--- begin Material supplied ---
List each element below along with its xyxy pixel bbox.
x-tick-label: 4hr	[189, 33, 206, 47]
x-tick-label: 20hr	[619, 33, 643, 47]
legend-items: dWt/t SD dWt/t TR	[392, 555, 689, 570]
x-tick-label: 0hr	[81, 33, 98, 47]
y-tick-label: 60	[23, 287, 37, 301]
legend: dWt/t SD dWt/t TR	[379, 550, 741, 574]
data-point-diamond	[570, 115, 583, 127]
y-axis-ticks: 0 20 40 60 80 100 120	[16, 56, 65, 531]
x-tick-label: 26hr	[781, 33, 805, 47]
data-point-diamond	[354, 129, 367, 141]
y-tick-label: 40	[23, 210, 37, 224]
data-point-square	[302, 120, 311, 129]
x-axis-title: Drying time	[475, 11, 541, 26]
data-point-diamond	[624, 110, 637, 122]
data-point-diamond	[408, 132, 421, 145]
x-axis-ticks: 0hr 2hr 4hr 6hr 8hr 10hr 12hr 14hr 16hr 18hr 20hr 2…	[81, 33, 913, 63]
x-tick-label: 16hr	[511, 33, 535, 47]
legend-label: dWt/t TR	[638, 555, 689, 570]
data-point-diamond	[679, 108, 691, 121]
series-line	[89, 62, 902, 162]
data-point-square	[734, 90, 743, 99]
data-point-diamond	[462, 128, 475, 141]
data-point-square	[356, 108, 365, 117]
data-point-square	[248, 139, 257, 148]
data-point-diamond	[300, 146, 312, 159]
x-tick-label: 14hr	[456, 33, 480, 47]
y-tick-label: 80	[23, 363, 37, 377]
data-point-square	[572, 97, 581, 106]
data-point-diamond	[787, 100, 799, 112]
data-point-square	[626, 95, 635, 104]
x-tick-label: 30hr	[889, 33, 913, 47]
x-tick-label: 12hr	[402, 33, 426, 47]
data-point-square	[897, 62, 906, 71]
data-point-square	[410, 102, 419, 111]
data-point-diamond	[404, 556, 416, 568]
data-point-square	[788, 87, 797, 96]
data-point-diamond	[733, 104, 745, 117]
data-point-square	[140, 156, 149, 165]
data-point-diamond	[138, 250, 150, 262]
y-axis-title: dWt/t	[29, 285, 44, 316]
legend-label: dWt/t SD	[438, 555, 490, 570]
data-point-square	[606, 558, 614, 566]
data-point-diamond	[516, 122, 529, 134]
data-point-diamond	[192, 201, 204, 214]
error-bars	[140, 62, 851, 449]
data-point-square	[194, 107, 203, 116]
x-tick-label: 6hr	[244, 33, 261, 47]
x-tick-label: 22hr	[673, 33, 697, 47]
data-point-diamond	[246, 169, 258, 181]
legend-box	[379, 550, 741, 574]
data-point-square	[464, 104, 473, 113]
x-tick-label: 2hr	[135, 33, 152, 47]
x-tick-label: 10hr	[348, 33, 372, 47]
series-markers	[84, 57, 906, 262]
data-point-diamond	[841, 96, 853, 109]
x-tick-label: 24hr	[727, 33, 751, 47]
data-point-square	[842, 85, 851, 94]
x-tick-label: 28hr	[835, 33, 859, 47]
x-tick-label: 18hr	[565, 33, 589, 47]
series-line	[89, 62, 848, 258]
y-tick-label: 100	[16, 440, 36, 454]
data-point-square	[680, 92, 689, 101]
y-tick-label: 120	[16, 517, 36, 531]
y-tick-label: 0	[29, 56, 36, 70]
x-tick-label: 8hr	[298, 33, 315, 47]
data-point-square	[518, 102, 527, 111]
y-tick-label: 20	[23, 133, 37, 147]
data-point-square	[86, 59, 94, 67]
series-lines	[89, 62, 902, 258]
--- end Material supplied ---
--- begin Material supplied ---
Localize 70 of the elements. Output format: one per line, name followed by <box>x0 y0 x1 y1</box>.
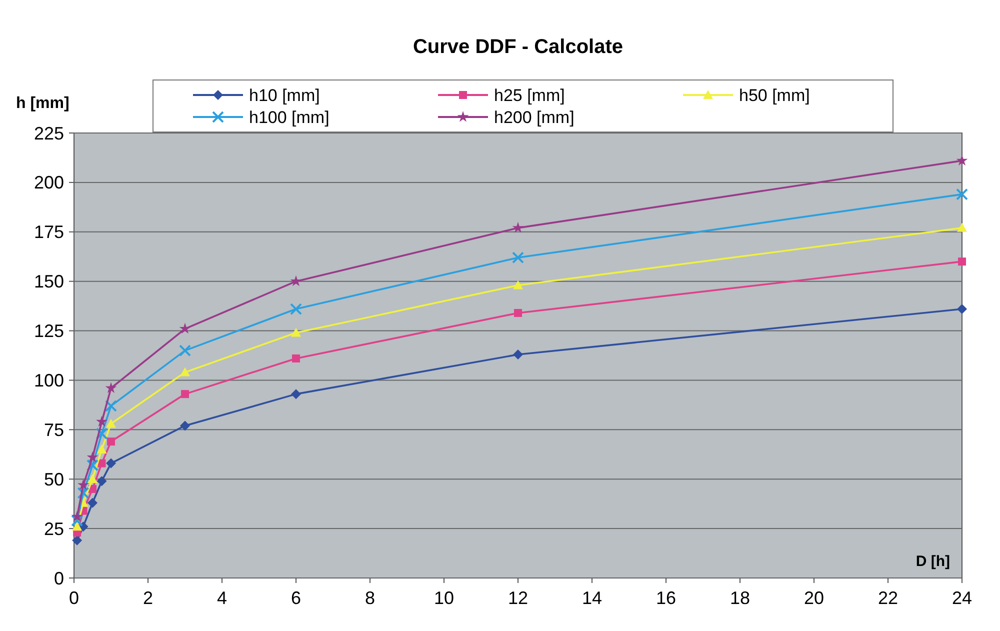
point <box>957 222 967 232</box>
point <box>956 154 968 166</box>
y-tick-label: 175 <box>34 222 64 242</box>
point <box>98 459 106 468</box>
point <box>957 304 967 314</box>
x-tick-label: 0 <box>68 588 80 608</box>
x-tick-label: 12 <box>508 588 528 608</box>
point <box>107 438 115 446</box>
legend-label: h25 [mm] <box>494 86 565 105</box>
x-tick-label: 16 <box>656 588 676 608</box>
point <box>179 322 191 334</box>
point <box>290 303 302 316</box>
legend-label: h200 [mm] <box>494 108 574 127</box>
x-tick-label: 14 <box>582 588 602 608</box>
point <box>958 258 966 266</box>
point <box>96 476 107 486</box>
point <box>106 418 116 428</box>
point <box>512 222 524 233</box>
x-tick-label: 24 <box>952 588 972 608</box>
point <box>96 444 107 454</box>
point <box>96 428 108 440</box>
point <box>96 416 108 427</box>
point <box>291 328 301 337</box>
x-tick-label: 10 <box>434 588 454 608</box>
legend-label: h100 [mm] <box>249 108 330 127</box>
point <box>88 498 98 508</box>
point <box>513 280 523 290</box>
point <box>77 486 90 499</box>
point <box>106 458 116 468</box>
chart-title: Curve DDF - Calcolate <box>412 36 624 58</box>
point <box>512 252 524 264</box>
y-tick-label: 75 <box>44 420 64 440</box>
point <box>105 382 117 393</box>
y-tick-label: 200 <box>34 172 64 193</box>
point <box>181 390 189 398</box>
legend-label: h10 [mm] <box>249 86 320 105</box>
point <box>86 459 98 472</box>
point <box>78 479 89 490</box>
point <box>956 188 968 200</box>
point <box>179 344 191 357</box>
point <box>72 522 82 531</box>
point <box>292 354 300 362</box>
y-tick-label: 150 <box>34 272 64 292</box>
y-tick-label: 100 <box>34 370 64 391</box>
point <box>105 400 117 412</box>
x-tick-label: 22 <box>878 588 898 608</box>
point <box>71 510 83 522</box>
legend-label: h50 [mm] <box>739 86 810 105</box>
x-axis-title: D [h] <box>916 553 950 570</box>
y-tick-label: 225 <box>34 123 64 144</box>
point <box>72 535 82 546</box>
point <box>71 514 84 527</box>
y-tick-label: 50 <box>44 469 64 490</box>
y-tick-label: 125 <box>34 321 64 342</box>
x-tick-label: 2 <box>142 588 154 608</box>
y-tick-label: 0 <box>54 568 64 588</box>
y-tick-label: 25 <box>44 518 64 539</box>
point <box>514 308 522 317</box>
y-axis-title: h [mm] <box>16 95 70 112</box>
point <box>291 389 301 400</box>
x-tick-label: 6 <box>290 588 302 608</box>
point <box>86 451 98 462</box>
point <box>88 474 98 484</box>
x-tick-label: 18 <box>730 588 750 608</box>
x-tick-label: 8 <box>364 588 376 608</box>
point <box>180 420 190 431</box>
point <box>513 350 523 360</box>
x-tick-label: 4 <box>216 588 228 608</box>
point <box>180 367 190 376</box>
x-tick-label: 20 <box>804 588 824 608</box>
--- end Material supplied ---
--- begin Material supplied ---
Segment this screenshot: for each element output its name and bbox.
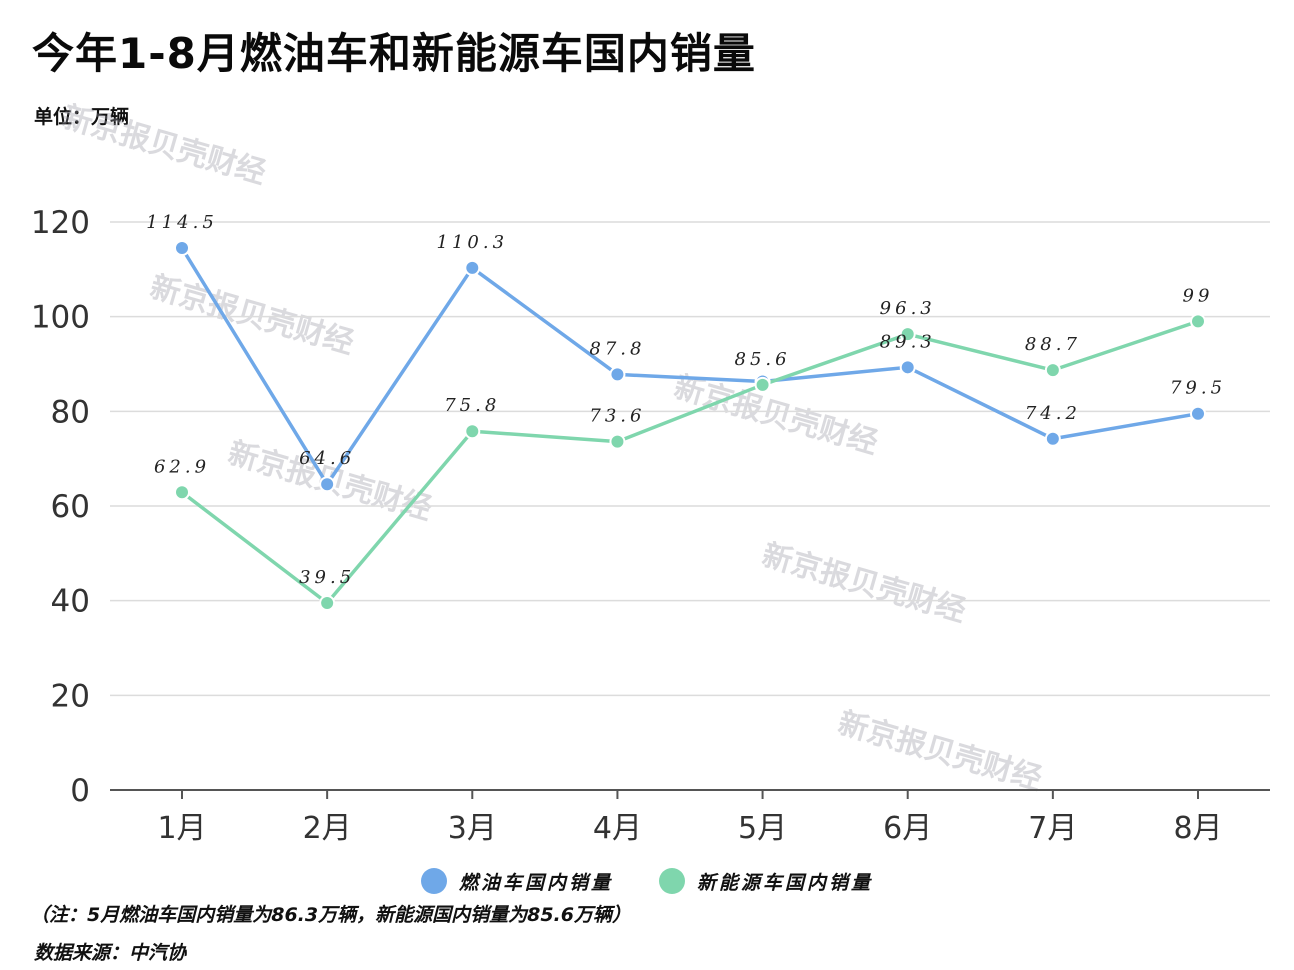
--- end Material supplied ---
Swap "data-point-diamond" for "data-point-rhombus" in the items, beginning at the line that has "List each element" and stopping after the line that has "129, 367, 141]". Reproduce only those lines, with all else unchanged.

(Reply to the exercise):
List each element below along with its xyxy pixel bbox.
x-tick-label: 4hr	[189, 33, 206, 47]
x-tick-label: 20hr	[619, 33, 643, 47]
legend-items: dWt/t SD dWt/t TR	[392, 555, 689, 570]
x-tick-label: 0hr	[81, 33, 98, 47]
y-tick-label: 60	[23, 287, 37, 301]
legend: dWt/t SD dWt/t TR	[379, 550, 741, 574]
data-point-rhombus	[570, 115, 583, 127]
y-axis-ticks: 0 20 40 60 80 100 120	[16, 56, 65, 531]
x-tick-label: 26hr	[781, 33, 805, 47]
data-point-rhombus	[354, 129, 367, 141]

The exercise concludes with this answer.